### Instruction
Rewrite all the records with every "header-link" changed to "header-ref", and leave everything else as it is. Omit the pictures from your answer.

= = = = = = =

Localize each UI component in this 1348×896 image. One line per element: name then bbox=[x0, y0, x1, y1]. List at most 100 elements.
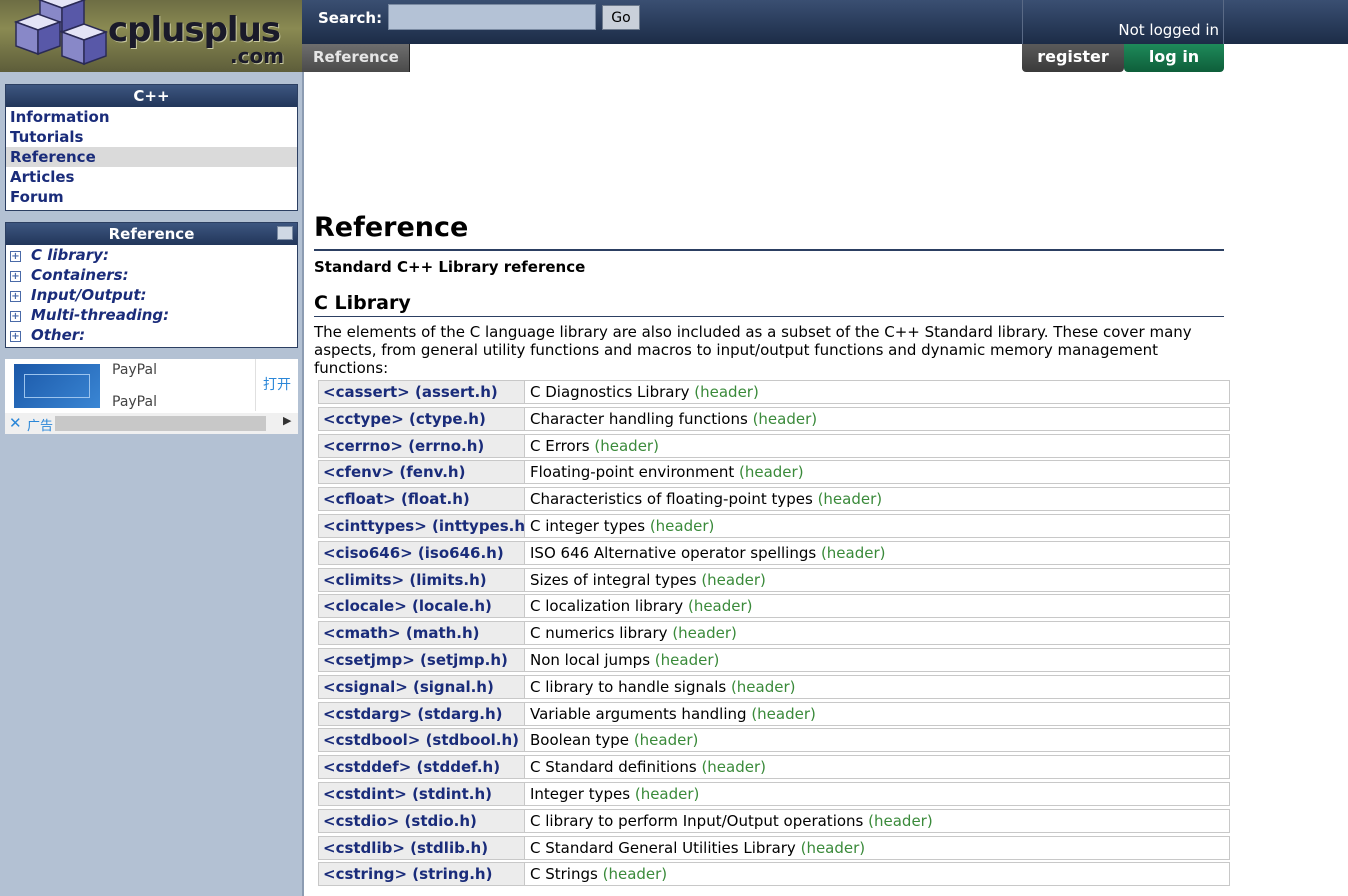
tree-item-label[interactable]: Other: bbox=[31, 326, 85, 344]
description-text: Sizes of integral types bbox=[530, 570, 697, 589]
table-row: <climits> (limits.h) Sizes of integral ty… bbox=[318, 567, 1230, 592]
header-link[interactable]: <cinttypes> (inttypes.h) bbox=[319, 514, 525, 537]
sidebar-item-forum[interactable]: Forum bbox=[6, 187, 297, 207]
description-text: C Diagnostics Library bbox=[530, 383, 690, 401]
kind-label: (header) bbox=[672, 624, 737, 643]
header-link[interactable]: <csignal> (signal.h) bbox=[319, 675, 525, 698]
description-text: Non local jumps bbox=[530, 650, 651, 669]
kind-label: (header) bbox=[687, 597, 753, 616]
description-text: C integer types bbox=[530, 516, 646, 535]
header-description: Character handling functions (header) bbox=[526, 408, 1229, 430]
header-link[interactable]: <cstdarg> (stdarg.h) bbox=[319, 702, 525, 725]
header-link[interactable]: <cctype> (ctype.h) bbox=[319, 407, 525, 430]
tree-item-other[interactable]: + Other: bbox=[6, 325, 297, 345]
tree-item-input-output[interactable]: + Input/Output: bbox=[6, 285, 297, 305]
page-subtitle: Standard C++ Library reference bbox=[314, 258, 586, 276]
tree-item-multi-threading[interactable]: + Multi-threading: bbox=[6, 305, 297, 325]
table-row: <cfloat> (float.h) Characteristics of flo… bbox=[318, 487, 1230, 512]
header-description: C numerics library (header) bbox=[526, 622, 1229, 644]
cpp-nav-box: C++ Information Tutorials Reference Arti… bbox=[5, 84, 298, 211]
kind-label: (header) bbox=[868, 811, 933, 830]
tree-item-containers[interactable]: + Containers: bbox=[6, 265, 297, 285]
search-go-button[interactable]: Go bbox=[602, 5, 640, 30]
kind-label: (header) bbox=[800, 838, 866, 857]
kind-label: (header) bbox=[752, 409, 818, 428]
ad-thumbnail[interactable] bbox=[14, 364, 100, 408]
table-row: <clocale> (locale.h) C localization libra… bbox=[318, 594, 1230, 619]
table-row: <cassert> (assert.h) C Diagnostics Librar… bbox=[318, 380, 1230, 404]
header-link[interactable]: <cstdint> (stdint.h) bbox=[319, 782, 525, 805]
header-link[interactable]: <ciso646> (iso646.h) bbox=[319, 541, 525, 564]
sidebar-item-information[interactable]: Information bbox=[6, 107, 297, 127]
close-icon[interactable]: ✕ bbox=[9, 414, 22, 432]
table-row: <cstdarg> (stdarg.h) Variable arguments h… bbox=[318, 701, 1230, 726]
table-row: <cerrno> (errno.h) C Errors (header) bbox=[318, 433, 1230, 458]
page-title: Reference bbox=[314, 212, 469, 243]
header-link[interactable]: <cfloat> (float.h) bbox=[319, 488, 525, 511]
description-text: Character handling functions bbox=[530, 409, 748, 428]
table-row: <cstring> (string.h) C Strings (header) bbox=[318, 862, 1230, 887]
reference-box-title-label: Reference bbox=[108, 225, 195, 243]
expand-icon[interactable]: + bbox=[10, 271, 21, 282]
header-description: Sizes of integral types (header) bbox=[526, 569, 1229, 591]
expand-icon[interactable]: + bbox=[10, 331, 21, 342]
breadcrumb[interactable]: Reference bbox=[302, 44, 410, 72]
header-link[interactable]: <cerrno> (errno.h) bbox=[319, 434, 525, 457]
section-divider bbox=[314, 316, 1224, 317]
table-row: <cstdbool> (stdbool.h) Boolean type (head… bbox=[318, 728, 1230, 753]
tree-item-label[interactable]: Input/Output: bbox=[31, 286, 147, 304]
book-icon[interactable] bbox=[277, 226, 293, 240]
arrow-right-icon[interactable]: ▶ bbox=[283, 414, 291, 427]
search-input[interactable] bbox=[388, 4, 596, 30]
expand-icon[interactable]: + bbox=[10, 311, 21, 322]
site-logo[interactable]: cplusplus .com bbox=[0, 0, 302, 72]
header-description: C Standard definitions (header) bbox=[526, 756, 1229, 778]
tree-item-label[interactable]: C library: bbox=[31, 246, 109, 264]
header-link[interactable]: <cstring> (string.h) bbox=[319, 863, 525, 886]
ad-open-button[interactable]: 打开 bbox=[255, 359, 298, 411]
tree-item-c-library[interactable]: + C library: bbox=[6, 245, 297, 265]
table-row: <cfenv> (fenv.h) Floating-point environme… bbox=[318, 460, 1230, 485]
table-row: <cstddef> (stddef.h) C Standard definitio… bbox=[318, 755, 1230, 780]
table-row: <cmath> (math.h) C numerics library (head… bbox=[318, 621, 1230, 646]
header-link[interactable]: <cstddef> (stddef.h) bbox=[319, 756, 525, 779]
header-link[interactable]: <csetjmp> (setjmp.h) bbox=[319, 648, 525, 671]
header-description: Non local jumps (header) bbox=[526, 649, 1229, 671]
logo-suffix: .com bbox=[230, 44, 285, 68]
sidebar-item-reference[interactable]: Reference bbox=[6, 147, 297, 167]
ad-title[interactable]: PayPal bbox=[112, 362, 157, 378]
header-description: C library to handle signals (header) bbox=[526, 676, 1229, 698]
header-link[interactable]: <climits> (limits.h) bbox=[319, 568, 525, 591]
register-button[interactable]: register bbox=[1022, 44, 1124, 72]
ad-subtitle[interactable]: PayPal bbox=[112, 394, 157, 410]
tree-item-label[interactable]: Multi-threading: bbox=[31, 306, 169, 324]
kind-label: (header) bbox=[817, 490, 883, 509]
header-link[interactable]: <cstdlib> (stdlib.h) bbox=[319, 836, 525, 859]
expand-icon[interactable]: + bbox=[10, 291, 21, 302]
section-title: C Library bbox=[314, 292, 411, 314]
description-text: Boolean type bbox=[530, 731, 630, 750]
header-description: C Errors (header) bbox=[526, 435, 1229, 457]
description-text: C localization library bbox=[530, 597, 684, 616]
description-text: Floating-point environment bbox=[530, 463, 735, 482]
ad-card-graphic bbox=[24, 374, 90, 398]
header-description: C Diagnostics Library (header) bbox=[526, 381, 1229, 403]
sidebar-item-tutorials[interactable]: Tutorials bbox=[6, 127, 297, 147]
tree-item-label[interactable]: Containers: bbox=[31, 266, 129, 284]
header-link[interactable]: <cstdio> (stdio.h) bbox=[319, 809, 525, 832]
header-link[interactable]: <cfenv> (fenv.h) bbox=[319, 461, 525, 484]
header-link[interactable]: <cstdbool> (stdbool.h) bbox=[319, 729, 525, 752]
header-link[interactable]: <cmath> (math.h) bbox=[319, 622, 525, 645]
header-link[interactable]: <cassert> (assert.h) bbox=[319, 381, 525, 403]
sidebar-item-articles[interactable]: Articles bbox=[6, 167, 297, 187]
login-button[interactable]: log in bbox=[1124, 44, 1224, 72]
header-link[interactable]: <clocale> (locale.h) bbox=[319, 595, 525, 618]
description-text: C Standard definitions bbox=[530, 758, 697, 777]
expand-icon[interactable]: + bbox=[10, 251, 21, 262]
cpp-box-title: C++ bbox=[6, 85, 297, 107]
ad-scrollbar[interactable] bbox=[55, 416, 266, 431]
header-table: <cassert> (assert.h) C Diagnostics Librar… bbox=[318, 380, 1230, 889]
kind-label: (header) bbox=[649, 516, 715, 535]
table-row: <csignal> (signal.h) C library to handle … bbox=[318, 674, 1230, 699]
ad-banner[interactable]: PayPal PayPal 打开 ✕ 广告 ▶ bbox=[5, 359, 298, 434]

= = = = = = =

### Right answer
Localize each UI component in this 1348×896 image. One line per element: name then bbox=[x0, y0, x1, y1]. List at most 100 elements.
tree-item-label[interactable]: Other: bbox=[31, 326, 85, 344]
description-text: Sizes of integral types bbox=[530, 570, 697, 589]
table-row: <climits> (limits.h) Sizes of integral ty… bbox=[318, 567, 1230, 592]
header-ref[interactable]: <cinttypes> (inttypes.h) bbox=[319, 514, 525, 537]
sidebar-item-forum[interactable]: Forum bbox=[6, 187, 297, 207]
description-text: C Diagnostics Library bbox=[530, 383, 690, 401]
kind-label: (header) bbox=[672, 624, 737, 643]
header-ref[interactable]: <csignal> (signal.h) bbox=[319, 675, 525, 698]
description-text: Non local jumps bbox=[530, 650, 651, 669]
kind-label: (header) bbox=[687, 597, 753, 616]
description-text: C integer types bbox=[530, 516, 646, 535]
header-description: Character handling functions (header) bbox=[526, 408, 1229, 430]
header-ref[interactable]: <cstdarg> (stdarg.h) bbox=[319, 702, 525, 725]
header-ref[interactable]: <cctype> (ctype.h) bbox=[319, 407, 525, 430]
tree-item-other[interactable]: + Other: bbox=[6, 325, 297, 345]
tree-item-input-output[interactable]: + Input/Output: bbox=[6, 285, 297, 305]
page-subtitle: Standard C++ Library reference bbox=[314, 258, 586, 276]
tree-item-multi-threading[interactable]: + Multi-threading: bbox=[6, 305, 297, 325]
table-row: <cfloat> (float.h) Characteristics of flo… bbox=[318, 487, 1230, 512]
header-description: C numerics library (header) bbox=[526, 622, 1229, 644]
cpp-nav-box: C++ Information Tutorials Reference Arti… bbox=[5, 84, 298, 211]
kind-label: (header) bbox=[868, 811, 933, 830]
tree-item-containers[interactable]: + Containers: bbox=[6, 265, 297, 285]
search-go-button[interactable]: Go bbox=[602, 5, 640, 30]
kind-label: (header) bbox=[800, 838, 866, 857]
kind-label: (header) bbox=[752, 409, 818, 428]
ad-thumbnail[interactable] bbox=[14, 364, 100, 408]
table-row: <clocale> (locale.h) C localization libra… bbox=[318, 594, 1230, 619]
table-row: <cassert> (assert.h) C Diagnostics Librar… bbox=[318, 380, 1230, 404]
header-ref[interactable]: <cstdint> (stdint.h) bbox=[319, 782, 525, 805]
header-ref[interactable]: <ciso646> (iso646.h) bbox=[319, 541, 525, 564]
sidebar-item-information[interactable]: Information bbox=[6, 107, 297, 127]
close-icon[interactable]: ✕ bbox=[9, 414, 22, 432]
table-row: <cstdarg> (stdarg.h) Variable arguments h… bbox=[318, 701, 1230, 726]
table-row: <cerrno> (errno.h) C Errors (header) bbox=[318, 433, 1230, 458]
page-title: Reference bbox=[314, 212, 469, 243]
header-ref[interactable]: <cfloat> (float.h) bbox=[319, 488, 525, 511]
description-text: Character handling functions bbox=[530, 409, 748, 428]
table-row: <cstring> (string.h) C Strings (header) bbox=[318, 862, 1230, 887]
reference-box-title-label: Reference bbox=[108, 225, 195, 243]
expand-icon[interactable]: + bbox=[10, 271, 21, 282]
header-description: Sizes of integral types (header) bbox=[526, 569, 1229, 591]
expand-icon[interactable]: + bbox=[10, 331, 21, 342]
breadcrumb[interactable]: Reference bbox=[302, 44, 410, 72]
header-ref[interactable]: <cerrno> (errno.h) bbox=[319, 434, 525, 457]
section-divider bbox=[314, 316, 1224, 317]
table-row: <cstdbool> (stdbool.h) Boolean type (head… bbox=[318, 728, 1230, 753]
tree-item-label[interactable]: Input/Output: bbox=[31, 286, 147, 304]
book-icon[interactable] bbox=[277, 226, 293, 240]
arrow-right-icon[interactable]: ▶ bbox=[283, 414, 291, 427]
search-input[interactable] bbox=[388, 4, 596, 30]
expand-icon[interactable]: + bbox=[10, 311, 21, 322]
site-logo[interactable]: cplusplus .com bbox=[0, 0, 302, 72]
header-description: C Standard definitions (header) bbox=[526, 756, 1229, 778]
tree-item-label[interactable]: C library: bbox=[31, 246, 109, 264]
header-ref[interactable]: <cstring> (string.h) bbox=[319, 863, 525, 886]
ad-open-button[interactable]: 打开 bbox=[255, 359, 298, 411]
tree-item-c-library[interactable]: + C library: bbox=[6, 245, 297, 265]
table-row: <cfenv> (fenv.h) Floating-point environme… bbox=[318, 460, 1230, 485]
table-row: <cstddef> (stddef.h) C Standard definitio… bbox=[318, 755, 1230, 780]
table-row: <cmath> (math.h) C numerics library (head… bbox=[318, 621, 1230, 646]
header-ref[interactable]: <cstddef> (stddef.h) bbox=[319, 756, 525, 779]
header-ref[interactable]: <csetjmp> (setjmp.h) bbox=[319, 648, 525, 671]
header-description: Non local jumps (header) bbox=[526, 649, 1229, 671]
logo-suffix: .com bbox=[230, 44, 285, 68]
sidebar-item-reference[interactable]: Reference bbox=[6, 147, 297, 167]
ad-title[interactable]: PayPal bbox=[112, 362, 157, 378]
header-description: C library to handle signals (header) bbox=[526, 676, 1229, 698]
header-ref[interactable]: <climits> (limits.h) bbox=[319, 568, 525, 591]
register-button[interactable]: register bbox=[1022, 44, 1124, 72]
ad-subtitle[interactable]: PayPal bbox=[112, 394, 157, 410]
tree-item-label[interactable]: Multi-threading: bbox=[31, 306, 169, 324]
kind-label: (header) bbox=[817, 490, 883, 509]
header-ref[interactable]: <cstdlib> (stdlib.h) bbox=[319, 836, 525, 859]
expand-icon[interactable]: + bbox=[10, 291, 21, 302]
section-title: C Library bbox=[314, 292, 411, 314]
description-text: Boolean type bbox=[530, 731, 630, 750]
header-description: C Errors (header) bbox=[526, 435, 1229, 457]
description-text: C localization library bbox=[530, 597, 684, 616]
description-text: Floating-point environment bbox=[530, 463, 735, 482]
ad-card-graphic bbox=[24, 374, 90, 398]
header-description: C Diagnostics Library (header) bbox=[526, 381, 1229, 403]
sidebar-item-tutorials[interactable]: Tutorials bbox=[6, 127, 297, 147]
tree-item-label[interactable]: Containers: bbox=[31, 266, 129, 284]
header-ref[interactable]: <cstdio> (stdio.h) bbox=[319, 809, 525, 832]
header-ref[interactable]: <cfenv> (fenv.h) bbox=[319, 461, 525, 484]
header-ref[interactable]: <cstdbool> (stdbool.h) bbox=[319, 729, 525, 752]
header-ref[interactable]: <cmath> (math.h) bbox=[319, 622, 525, 645]
header-ref[interactable]: <cassert> (assert.h) bbox=[319, 381, 525, 403]
sidebar-item-articles[interactable]: Articles bbox=[6, 167, 297, 187]
login-button[interactable]: log in bbox=[1124, 44, 1224, 72]
header-ref[interactable]: <clocale> (locale.h) bbox=[319, 595, 525, 618]
description-text: C Standard definitions bbox=[530, 758, 697, 777]
expand-icon[interactable]: + bbox=[10, 251, 21, 262]
cpp-box-title: C++ bbox=[6, 85, 297, 107]
ad-scrollbar[interactable] bbox=[55, 416, 266, 431]
header-table: <cassert> (assert.h) C Diagnostics Librar… bbox=[318, 380, 1230, 889]
kind-label: (header) bbox=[649, 516, 715, 535]
table-row: <csignal> (signal.h) C library to handle … bbox=[318, 674, 1230, 699]
ad-banner[interactable]: PayPal PayPal 打开 ✕ 广告 ▶ bbox=[5, 359, 298, 434]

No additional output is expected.